- League: International League
- Sport: Baseball
- Duration: April 18 – September 21
- Games: 154
- Teams: 8

Regular season
- Season MVP: Archie Wilson, Buffalo Bisons

Governors' Cup Playoffs
- League champions: Montreal Royals
- Runners-up: Syracuse Chiefs

IL seasons
- ← 19501952 →

= 1951 International League season =

The 1951 International League was a Class AAA baseball season played between April 18 and September 21. Eight teams played a 154-game schedule, with the top four teams qualifying for the post-season.

The Montreal Royals won the Governors' Cup, defeating the Syracuse Chiefs in the final round of the playoffs.

==Team changes==
- The Jersey City Giants relocated to Ottawa, Ontario and became the Ottawa Giants and would remain affiliated with the New York Giants.
- The Baltimore Orioles ended their affiliation with the St. Louis Browns and began an affiliation with the Philadelphia Phillies.
- The Toronto Maple Leafs ended their affiliation with the Philadelphia Phillies and began an affiliation with the St. Louis Browns.
- The Buffalo Bisons ended their affiliation with the Philadelphia Athletics.
- The Syracuse Chiefs ended their affiliation with the Cincinnati Reds.

========================================================================

--- What is expected ---
Carry on the article about the 1951 International League season from its final line.

--- Element and coordinate entries ---
========================================================================

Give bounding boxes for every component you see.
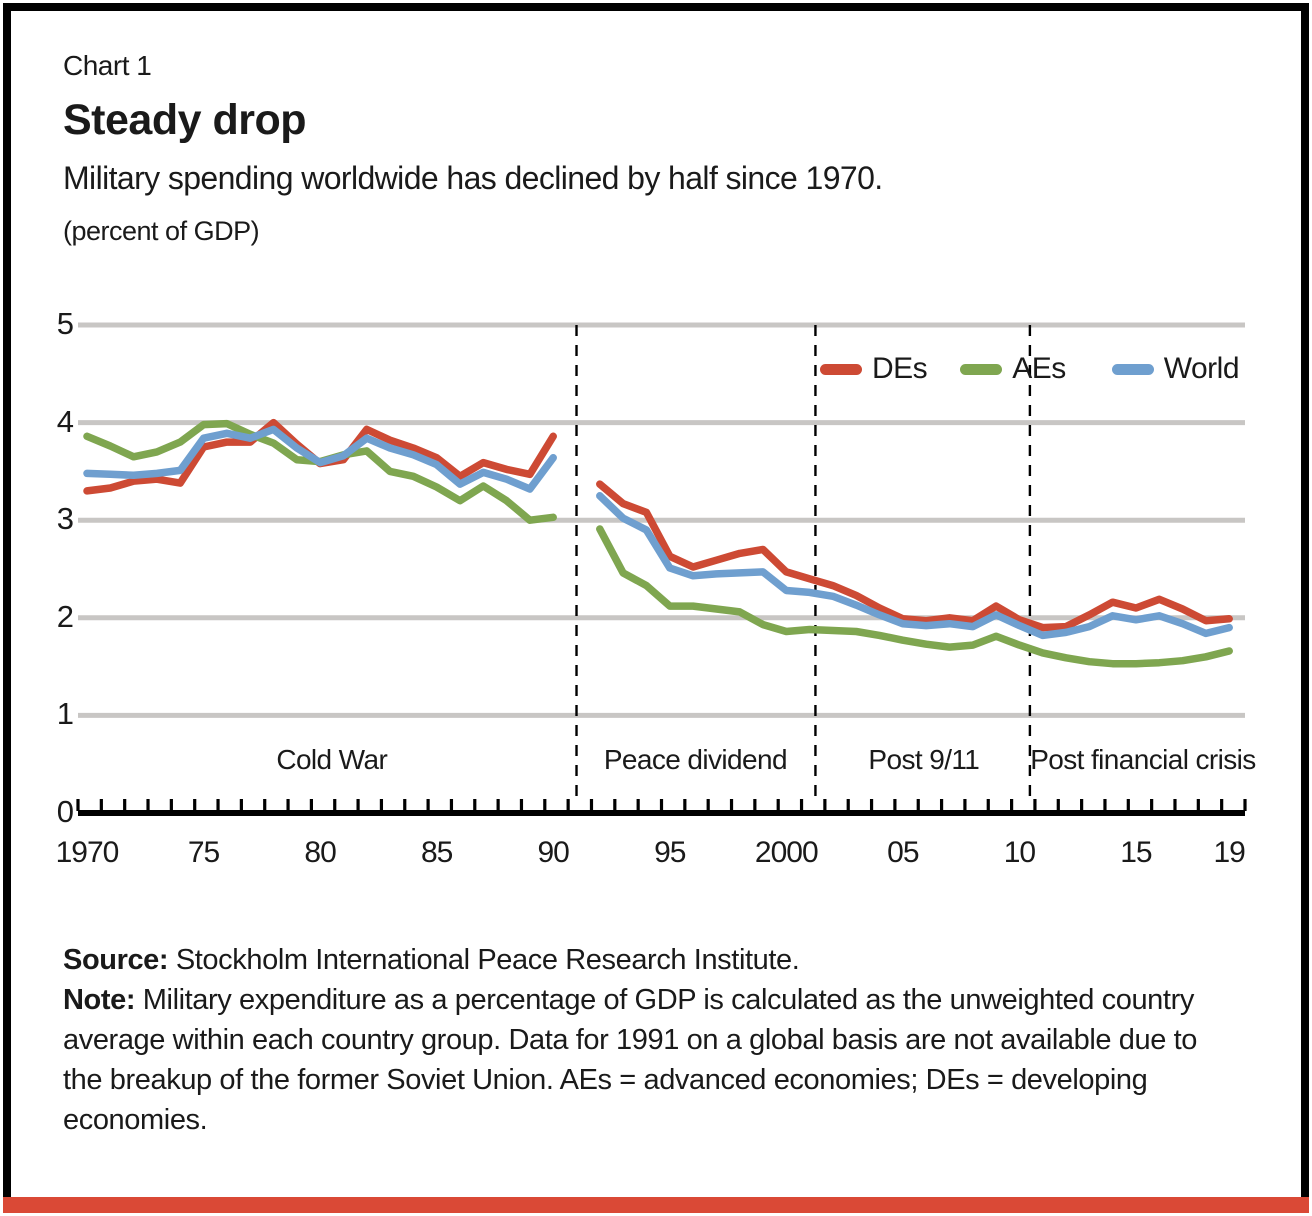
source-text: Stockholm International Peace Research I… xyxy=(168,944,800,976)
x-axis-label: 10 xyxy=(1003,836,1036,869)
note-line: Note: Military expenditure as a percenta… xyxy=(63,980,1218,1140)
page-frame xyxy=(3,3,1309,1197)
x-axis-label: 95 xyxy=(654,836,686,869)
era-label: Post 9/11 xyxy=(868,744,980,775)
legend-item-des: DEs xyxy=(820,352,928,386)
series-line-des xyxy=(596,480,1233,632)
x-axis-label: 19 xyxy=(1213,836,1246,869)
y-axis-label: 5 xyxy=(56,306,74,341)
y-axis-label: 3 xyxy=(56,501,74,537)
legend-swatch-icon xyxy=(1111,363,1154,375)
legend-label: World xyxy=(1163,352,1240,385)
footer-notes: Source: Stockholm International Peace Re… xyxy=(63,940,1218,1140)
series-line-world xyxy=(596,492,1233,640)
legend-item-aes: AEs xyxy=(960,352,1066,386)
era-label: Peace dividend xyxy=(603,744,788,775)
era-label: Post financial crisis xyxy=(1030,744,1256,775)
note-label: Note: xyxy=(63,984,136,1016)
legend-label: DEs xyxy=(872,352,928,385)
bottom-accent-bar xyxy=(3,1197,1309,1213)
era-label: Cold War xyxy=(276,744,388,775)
note-text: Military expenditure as a percentage of … xyxy=(63,984,1198,1136)
legend-item-world: World xyxy=(1099,352,1240,386)
x-axis-label: 05 xyxy=(887,836,919,869)
chart-kicker: Chart 1 xyxy=(63,50,152,81)
x-axis-label: 15 xyxy=(1120,836,1152,869)
chart-title: Steady drop xyxy=(63,96,307,144)
legend-label: AEs xyxy=(1012,352,1066,385)
chart-unit-label: (percent of GDP) xyxy=(63,216,260,246)
series-line-aes xyxy=(596,525,1233,668)
series-line-world xyxy=(83,425,557,493)
x-axis-label: 90 xyxy=(537,836,570,869)
series-line-des xyxy=(83,418,557,495)
x-axis-label: 75 xyxy=(187,836,220,869)
x-axis-label: 85 xyxy=(420,836,453,869)
y-axis-label: 0 xyxy=(56,794,74,829)
source-line: Source: Stockholm International Peace Re… xyxy=(63,940,1218,980)
x-axis-label: 1970 xyxy=(55,836,120,869)
x-axis-label: 80 xyxy=(304,836,336,869)
legend-swatch-icon xyxy=(960,363,1003,375)
y-axis-label: 2 xyxy=(56,598,74,634)
y-axis-label: 1 xyxy=(56,696,74,732)
y-axis-label: 4 xyxy=(56,403,74,439)
chart-legend: DEs AEs World xyxy=(820,352,1240,386)
legend-swatch-icon xyxy=(820,363,862,375)
source-label: Source: xyxy=(63,944,169,976)
x-axis-label: 2000 xyxy=(754,836,819,869)
chart-subtitle: Military spending worldwide has declined… xyxy=(63,160,883,196)
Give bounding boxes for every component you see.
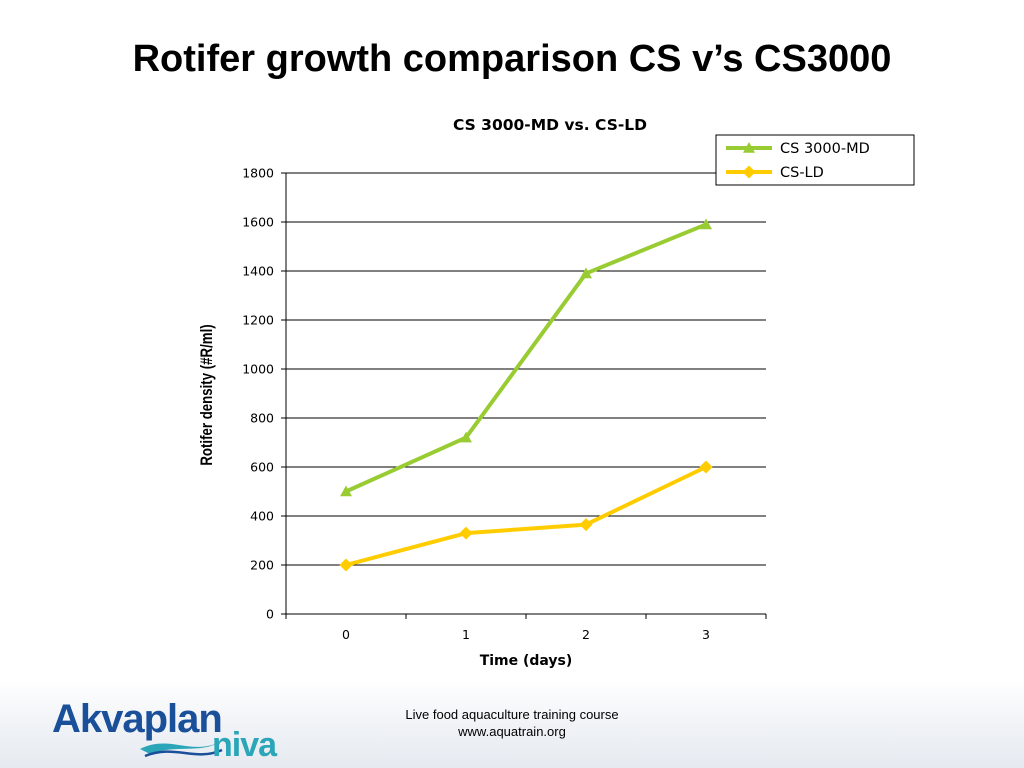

========================================================================

--- Answer for this exercise ---
==Teams==

1951 International League
| Team | City | MLB Affiliate | Stadium |
| Baltimore Orioles | Baltimore, Maryland | Philadelphia Phillies | Municipal Stadium |
| Buffalo Bisons | Buffalo, New York | None | Offermann Stadium |
| Montreal Royals | Montreal, Quebec | Brooklyn Dodgers | Delorimier Stadium |
| Ottawa Giants | Ottawa, Ontario | New York Giants | Lansdowne Park |
| Rochester Red Wings | Rochester, New York | St. Louis Cardinals | Red Wing Stadium |
| Springfield Cubs | Springfield, Massachusetts | Chicago Cubs | Pynchon Park |
| Syracuse Chiefs | Syracuse, New York | None | MacArthur Stadium |
| Toronto Maple Leafs | Toronto, Ontario | St. Louis Browns | Maple Leaf Stadium |

==Regular season==
===Summary===
- The Montreal Royals finished with the best record in the regular season for the first time since 1948.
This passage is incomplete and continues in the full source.